OBJECTIVE: Search the material for the string "description", then return every line where it is found.
* begin DATA LINES *
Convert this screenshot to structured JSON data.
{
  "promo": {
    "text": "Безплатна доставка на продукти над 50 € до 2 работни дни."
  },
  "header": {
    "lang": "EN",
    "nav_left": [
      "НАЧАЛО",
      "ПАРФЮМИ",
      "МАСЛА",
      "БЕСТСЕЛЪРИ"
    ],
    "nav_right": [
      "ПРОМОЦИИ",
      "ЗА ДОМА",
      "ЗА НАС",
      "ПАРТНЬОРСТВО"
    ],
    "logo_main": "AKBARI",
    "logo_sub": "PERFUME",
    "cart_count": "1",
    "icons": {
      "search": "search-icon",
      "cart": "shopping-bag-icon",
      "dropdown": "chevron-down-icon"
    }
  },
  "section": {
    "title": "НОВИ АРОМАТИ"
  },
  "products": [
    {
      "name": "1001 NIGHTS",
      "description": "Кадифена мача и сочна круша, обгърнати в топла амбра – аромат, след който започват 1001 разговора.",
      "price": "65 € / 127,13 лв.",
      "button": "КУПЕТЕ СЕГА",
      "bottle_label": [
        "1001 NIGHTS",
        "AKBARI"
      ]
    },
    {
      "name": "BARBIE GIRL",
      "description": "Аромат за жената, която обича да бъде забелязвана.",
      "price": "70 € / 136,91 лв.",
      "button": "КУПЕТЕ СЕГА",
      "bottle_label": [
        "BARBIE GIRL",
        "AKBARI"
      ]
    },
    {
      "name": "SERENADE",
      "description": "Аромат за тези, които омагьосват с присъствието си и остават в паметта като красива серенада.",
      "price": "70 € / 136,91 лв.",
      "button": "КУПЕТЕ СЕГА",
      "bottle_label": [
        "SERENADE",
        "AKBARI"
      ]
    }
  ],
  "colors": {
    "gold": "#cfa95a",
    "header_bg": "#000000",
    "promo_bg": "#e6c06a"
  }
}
* end DATA LINES *
* begin DATA LINES *
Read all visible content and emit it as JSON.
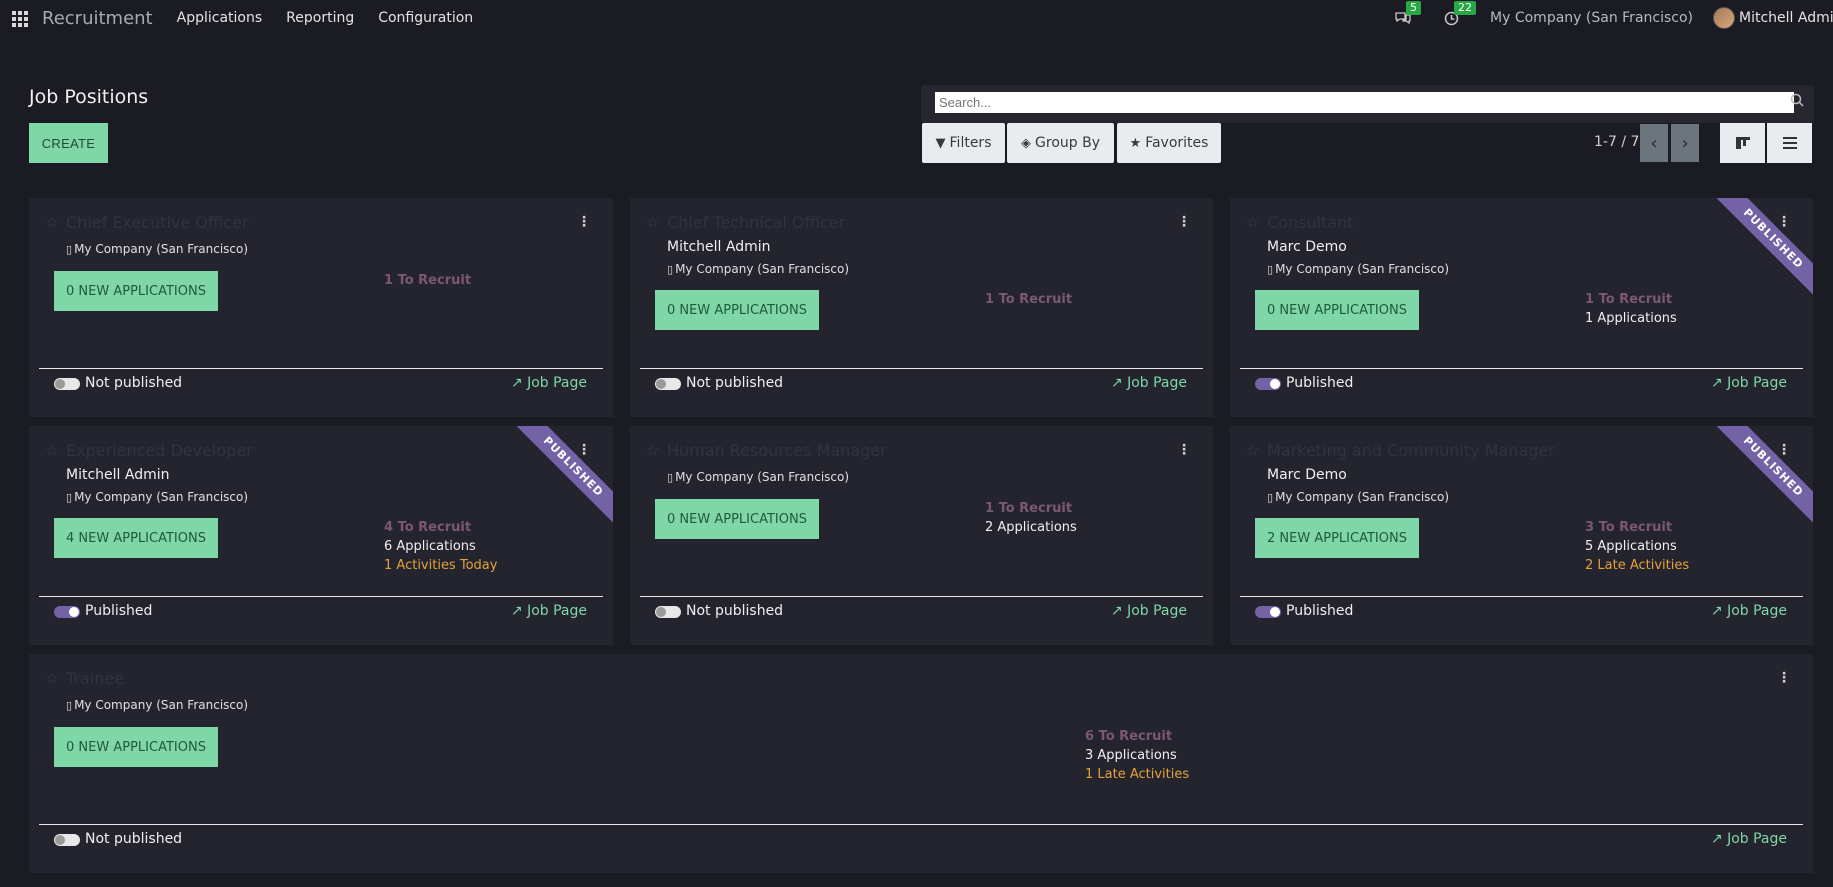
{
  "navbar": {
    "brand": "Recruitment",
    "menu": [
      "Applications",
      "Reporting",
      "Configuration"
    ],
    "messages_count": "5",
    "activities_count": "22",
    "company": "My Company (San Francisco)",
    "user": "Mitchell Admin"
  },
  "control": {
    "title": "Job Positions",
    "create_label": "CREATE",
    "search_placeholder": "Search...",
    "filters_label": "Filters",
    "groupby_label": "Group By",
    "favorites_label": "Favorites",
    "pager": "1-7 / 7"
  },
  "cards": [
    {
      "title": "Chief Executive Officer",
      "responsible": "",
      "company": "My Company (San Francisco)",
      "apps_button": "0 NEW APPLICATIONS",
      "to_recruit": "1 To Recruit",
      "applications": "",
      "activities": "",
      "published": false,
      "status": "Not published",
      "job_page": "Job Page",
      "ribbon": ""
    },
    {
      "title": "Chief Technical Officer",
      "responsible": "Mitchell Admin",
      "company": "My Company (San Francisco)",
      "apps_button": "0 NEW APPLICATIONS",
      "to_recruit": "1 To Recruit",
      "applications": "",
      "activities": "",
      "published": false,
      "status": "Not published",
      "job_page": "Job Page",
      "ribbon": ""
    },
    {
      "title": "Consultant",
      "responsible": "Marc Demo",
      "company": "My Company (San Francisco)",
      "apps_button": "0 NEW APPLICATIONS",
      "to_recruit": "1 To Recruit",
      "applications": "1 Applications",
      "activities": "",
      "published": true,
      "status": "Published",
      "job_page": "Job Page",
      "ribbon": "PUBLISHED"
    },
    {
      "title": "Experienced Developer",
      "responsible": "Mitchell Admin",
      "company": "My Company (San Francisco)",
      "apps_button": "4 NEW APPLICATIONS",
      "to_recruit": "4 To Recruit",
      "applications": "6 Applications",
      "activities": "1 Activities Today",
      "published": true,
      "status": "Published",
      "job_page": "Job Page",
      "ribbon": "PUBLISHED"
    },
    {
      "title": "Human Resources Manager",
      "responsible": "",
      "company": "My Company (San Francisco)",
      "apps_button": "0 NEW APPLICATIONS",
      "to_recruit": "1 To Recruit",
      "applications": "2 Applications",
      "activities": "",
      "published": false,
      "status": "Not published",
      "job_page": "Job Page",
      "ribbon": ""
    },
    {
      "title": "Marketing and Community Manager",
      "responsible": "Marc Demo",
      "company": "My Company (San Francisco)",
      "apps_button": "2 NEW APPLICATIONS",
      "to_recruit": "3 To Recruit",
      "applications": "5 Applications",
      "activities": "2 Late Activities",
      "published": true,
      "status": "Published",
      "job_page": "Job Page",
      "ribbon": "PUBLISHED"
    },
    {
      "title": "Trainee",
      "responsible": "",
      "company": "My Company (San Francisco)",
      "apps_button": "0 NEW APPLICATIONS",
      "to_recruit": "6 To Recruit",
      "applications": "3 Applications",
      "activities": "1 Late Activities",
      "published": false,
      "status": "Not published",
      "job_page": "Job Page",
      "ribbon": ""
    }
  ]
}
* end DATA LINES *
WRITTEN RESPONSE:
      "description": "Кадифена мача и сочна круша, обгърнати в топла амбра – аромат, след който започват 1001 разговора.",
      "description": "Аромат за жената, която обича да бъде забелязвана.",
      "description": "Аромат за тези, които омагьосват с присъствието си и остават в паметта като красива серенада.",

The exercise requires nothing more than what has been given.